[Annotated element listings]
━━━━━━━━━━━━━━━━━━━━
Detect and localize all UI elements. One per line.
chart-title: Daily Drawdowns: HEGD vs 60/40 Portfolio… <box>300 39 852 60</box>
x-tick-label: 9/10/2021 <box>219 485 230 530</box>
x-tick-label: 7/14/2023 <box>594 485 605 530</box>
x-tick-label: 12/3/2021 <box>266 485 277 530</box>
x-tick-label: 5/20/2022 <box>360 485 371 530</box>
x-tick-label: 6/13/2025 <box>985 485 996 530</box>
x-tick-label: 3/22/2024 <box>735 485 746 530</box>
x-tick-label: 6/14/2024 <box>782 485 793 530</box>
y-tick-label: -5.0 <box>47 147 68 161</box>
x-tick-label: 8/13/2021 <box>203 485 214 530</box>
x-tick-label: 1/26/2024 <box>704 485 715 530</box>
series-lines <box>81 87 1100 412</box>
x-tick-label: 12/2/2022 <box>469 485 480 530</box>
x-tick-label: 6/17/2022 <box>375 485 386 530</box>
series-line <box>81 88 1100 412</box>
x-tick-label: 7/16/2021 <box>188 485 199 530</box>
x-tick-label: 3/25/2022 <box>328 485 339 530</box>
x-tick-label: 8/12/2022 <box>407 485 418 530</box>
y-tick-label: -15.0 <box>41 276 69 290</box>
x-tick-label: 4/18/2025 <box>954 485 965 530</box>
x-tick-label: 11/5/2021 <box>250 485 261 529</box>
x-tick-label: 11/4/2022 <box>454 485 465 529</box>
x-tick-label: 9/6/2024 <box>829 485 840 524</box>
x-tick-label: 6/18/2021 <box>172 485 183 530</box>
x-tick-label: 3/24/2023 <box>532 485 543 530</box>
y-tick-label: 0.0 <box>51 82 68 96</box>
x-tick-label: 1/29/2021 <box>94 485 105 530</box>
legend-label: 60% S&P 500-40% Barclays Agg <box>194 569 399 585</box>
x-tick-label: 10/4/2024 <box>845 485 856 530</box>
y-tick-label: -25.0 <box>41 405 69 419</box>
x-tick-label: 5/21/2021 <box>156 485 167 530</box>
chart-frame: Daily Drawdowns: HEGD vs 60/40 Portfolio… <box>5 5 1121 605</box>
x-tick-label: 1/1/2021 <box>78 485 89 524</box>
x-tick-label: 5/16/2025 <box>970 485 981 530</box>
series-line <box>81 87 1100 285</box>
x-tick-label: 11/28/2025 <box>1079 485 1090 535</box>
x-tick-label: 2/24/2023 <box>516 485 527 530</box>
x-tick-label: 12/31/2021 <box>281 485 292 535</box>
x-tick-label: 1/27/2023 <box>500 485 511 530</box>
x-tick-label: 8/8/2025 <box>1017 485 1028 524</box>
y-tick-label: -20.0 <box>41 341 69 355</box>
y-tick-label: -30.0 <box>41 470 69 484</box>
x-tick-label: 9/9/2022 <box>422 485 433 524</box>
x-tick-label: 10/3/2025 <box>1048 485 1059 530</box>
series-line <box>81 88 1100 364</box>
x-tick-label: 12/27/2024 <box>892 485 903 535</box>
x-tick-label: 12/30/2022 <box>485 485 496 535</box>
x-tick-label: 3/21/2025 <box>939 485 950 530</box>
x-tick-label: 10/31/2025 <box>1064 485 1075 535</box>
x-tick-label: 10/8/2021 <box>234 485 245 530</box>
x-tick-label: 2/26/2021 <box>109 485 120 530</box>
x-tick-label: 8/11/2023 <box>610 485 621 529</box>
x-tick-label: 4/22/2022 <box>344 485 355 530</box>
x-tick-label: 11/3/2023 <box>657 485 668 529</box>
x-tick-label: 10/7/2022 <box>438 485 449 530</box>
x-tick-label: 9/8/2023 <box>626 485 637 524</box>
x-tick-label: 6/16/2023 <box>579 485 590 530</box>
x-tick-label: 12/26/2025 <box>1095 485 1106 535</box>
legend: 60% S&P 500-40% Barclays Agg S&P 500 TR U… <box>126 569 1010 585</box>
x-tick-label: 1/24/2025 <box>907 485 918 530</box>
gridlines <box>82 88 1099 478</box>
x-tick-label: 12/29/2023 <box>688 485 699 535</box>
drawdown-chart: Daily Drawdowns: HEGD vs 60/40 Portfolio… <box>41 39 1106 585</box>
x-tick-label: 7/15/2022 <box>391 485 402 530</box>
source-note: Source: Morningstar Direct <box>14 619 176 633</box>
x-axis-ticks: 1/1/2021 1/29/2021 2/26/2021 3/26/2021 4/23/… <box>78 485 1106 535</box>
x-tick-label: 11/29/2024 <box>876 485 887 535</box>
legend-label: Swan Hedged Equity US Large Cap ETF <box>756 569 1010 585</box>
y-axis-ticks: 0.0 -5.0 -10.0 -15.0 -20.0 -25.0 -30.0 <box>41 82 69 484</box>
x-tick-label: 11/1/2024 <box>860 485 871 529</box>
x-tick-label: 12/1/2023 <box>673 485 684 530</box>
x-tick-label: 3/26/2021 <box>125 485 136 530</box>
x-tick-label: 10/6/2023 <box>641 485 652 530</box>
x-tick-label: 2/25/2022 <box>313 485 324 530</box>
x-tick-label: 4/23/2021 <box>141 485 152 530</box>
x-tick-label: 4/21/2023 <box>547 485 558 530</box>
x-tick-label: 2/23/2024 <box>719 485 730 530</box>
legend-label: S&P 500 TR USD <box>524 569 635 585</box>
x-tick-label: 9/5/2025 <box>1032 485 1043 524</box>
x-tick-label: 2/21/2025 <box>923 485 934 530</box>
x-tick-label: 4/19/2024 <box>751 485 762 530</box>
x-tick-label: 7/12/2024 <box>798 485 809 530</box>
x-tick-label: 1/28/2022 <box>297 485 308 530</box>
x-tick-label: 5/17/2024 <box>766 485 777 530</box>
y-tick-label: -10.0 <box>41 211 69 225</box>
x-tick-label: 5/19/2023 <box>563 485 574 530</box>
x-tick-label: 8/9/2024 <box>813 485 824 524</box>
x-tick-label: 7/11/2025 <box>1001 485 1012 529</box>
━━━━━━━━━━━━━━━━━━━━
■ Directive: Rewrite all the entries above so that each "x-tick-label" becomes "x-axis-label", with everything else left the same.

■ Written response:
Detect and localize all UI elements. One per line.
chart-title: Daily Drawdowns: HEGD vs 60/40 Portfolio… <box>300 39 852 60</box>
x-axis-label: 9/10/2021 <box>219 485 230 530</box>
x-axis-label: 7/14/2023 <box>594 485 605 530</box>
x-axis-label: 12/3/2021 <box>266 485 277 530</box>
x-axis-label: 5/20/2022 <box>360 485 371 530</box>
x-axis-label: 6/13/2025 <box>985 485 996 530</box>
x-axis-label: 3/22/2024 <box>735 485 746 530</box>
x-axis-label: 6/14/2024 <box>782 485 793 530</box>
y-tick-label: -5.0 <box>47 147 68 161</box>
x-axis-label: 8/13/2021 <box>203 485 214 530</box>
x-axis-label: 1/26/2024 <box>704 485 715 530</box>
series-lines <box>81 87 1100 412</box>
x-axis-label: 12/2/2022 <box>469 485 480 530</box>
x-axis-label: 6/17/2022 <box>375 485 386 530</box>
series-line <box>81 88 1100 412</box>
x-axis-label: 7/16/2021 <box>188 485 199 530</box>
x-axis-label: 3/25/2022 <box>328 485 339 530</box>
x-axis-label: 8/12/2022 <box>407 485 418 530</box>
y-tick-label: -15.0 <box>41 276 69 290</box>
x-axis-label: 4/18/2025 <box>954 485 965 530</box>
x-axis-label: 11/5/2021 <box>250 485 261 529</box>
x-axis-label: 11/4/2022 <box>454 485 465 529</box>
x-axis-label: 9/6/2024 <box>829 485 840 524</box>
x-axis-label: 6/18/2021 <box>172 485 183 530</box>
x-axis-label: 3/24/2023 <box>532 485 543 530</box>
y-tick-label: 0.0 <box>51 82 68 96</box>
x-axis-label: 1/29/2021 <box>94 485 105 530</box>
legend-label: 60% S&P 500-40% Barclays Agg <box>194 569 399 585</box>
x-axis-label: 10/4/2024 <box>845 485 856 530</box>
y-tick-label: -25.0 <box>41 405 69 419</box>
x-axis-label: 5/21/2021 <box>156 485 167 530</box>
chart-frame: Daily Drawdowns: HEGD vs 60/40 Portfolio… <box>5 5 1121 605</box>
x-axis-label: 1/1/2021 <box>78 485 89 524</box>
x-axis-label: 5/16/2025 <box>970 485 981 530</box>
series-line <box>81 87 1100 285</box>
x-axis-label: 11/28/2025 <box>1079 485 1090 535</box>
x-axis-label: 2/24/2023 <box>516 485 527 530</box>
x-axis-label: 12/31/2021 <box>281 485 292 535</box>
x-axis-label: 1/27/2023 <box>500 485 511 530</box>
x-axis-label: 8/8/2025 <box>1017 485 1028 524</box>
y-tick-label: -20.0 <box>41 341 69 355</box>
y-tick-label: -30.0 <box>41 470 69 484</box>
x-axis-label: 9/9/2022 <box>422 485 433 524</box>
x-axis-label: 10/3/2025 <box>1048 485 1059 530</box>
series-line <box>81 88 1100 364</box>
x-axis-label: 12/27/2024 <box>892 485 903 535</box>
x-axis-label: 12/30/2022 <box>485 485 496 535</box>
x-axis-label: 3/21/2025 <box>939 485 950 530</box>
x-axis-label: 10/31/2025 <box>1064 485 1075 535</box>
x-axis-label: 10/8/2021 <box>234 485 245 530</box>
x-axis-label: 2/26/2021 <box>109 485 120 530</box>
x-axis-label: 8/11/2023 <box>610 485 621 529</box>
x-axis-label: 4/22/2022 <box>344 485 355 530</box>
x-axis-label: 11/3/2023 <box>657 485 668 529</box>
x-axis-label: 10/7/2022 <box>438 485 449 530</box>
x-axis-label: 9/8/2023 <box>626 485 637 524</box>
x-axis-label: 6/16/2023 <box>579 485 590 530</box>
x-axis-label: 12/26/2025 <box>1095 485 1106 535</box>
legend: 60% S&P 500-40% Barclays Agg S&P 500 TR U… <box>126 569 1010 585</box>
x-axis-label: 1/24/2025 <box>907 485 918 530</box>
gridlines <box>82 88 1099 478</box>
x-axis-label: 12/29/2023 <box>688 485 699 535</box>
drawdown-chart: Daily Drawdowns: HEGD vs 60/40 Portfolio… <box>41 39 1106 585</box>
x-axis-label: 7/15/2022 <box>391 485 402 530</box>
source-note: Source: Morningstar Direct <box>14 619 176 633</box>
x-axis-ticks: 1/1/2021 1/29/2021 2/26/2021 3/26/2021 4/23/… <box>78 485 1106 535</box>
x-axis-label: 11/29/2024 <box>876 485 887 535</box>
legend-label: Swan Hedged Equity US Large Cap ETF <box>756 569 1010 585</box>
y-axis-ticks: 0.0 -5.0 -10.0 -15.0 -20.0 -25.0 -30.0 <box>41 82 69 484</box>
x-axis-label: 11/1/2024 <box>860 485 871 529</box>
x-axis-label: 12/1/2023 <box>673 485 684 530</box>
x-axis-label: 3/26/2021 <box>125 485 136 530</box>
x-axis-label: 10/6/2023 <box>641 485 652 530</box>
x-axis-label: 2/25/2022 <box>313 485 324 530</box>
x-axis-label: 4/23/2021 <box>141 485 152 530</box>
x-axis-label: 4/21/2023 <box>547 485 558 530</box>
x-axis-label: 2/23/2024 <box>719 485 730 530</box>
legend-label: S&P 500 TR USD <box>524 569 635 585</box>
x-axis-label: 9/5/2025 <box>1032 485 1043 524</box>
x-axis-label: 2/21/2025 <box>923 485 934 530</box>
x-axis-label: 4/19/2024 <box>751 485 762 530</box>
x-axis-label: 7/12/2024 <box>798 485 809 530</box>
x-axis-label: 1/28/2022 <box>297 485 308 530</box>
x-axis-label: 5/17/2024 <box>766 485 777 530</box>
y-tick-label: -10.0 <box>41 211 69 225</box>
x-axis-label: 5/19/2023 <box>563 485 574 530</box>
x-axis-label: 8/9/2024 <box>813 485 824 524</box>
x-axis-label: 7/11/2025 <box>1001 485 1012 529</box>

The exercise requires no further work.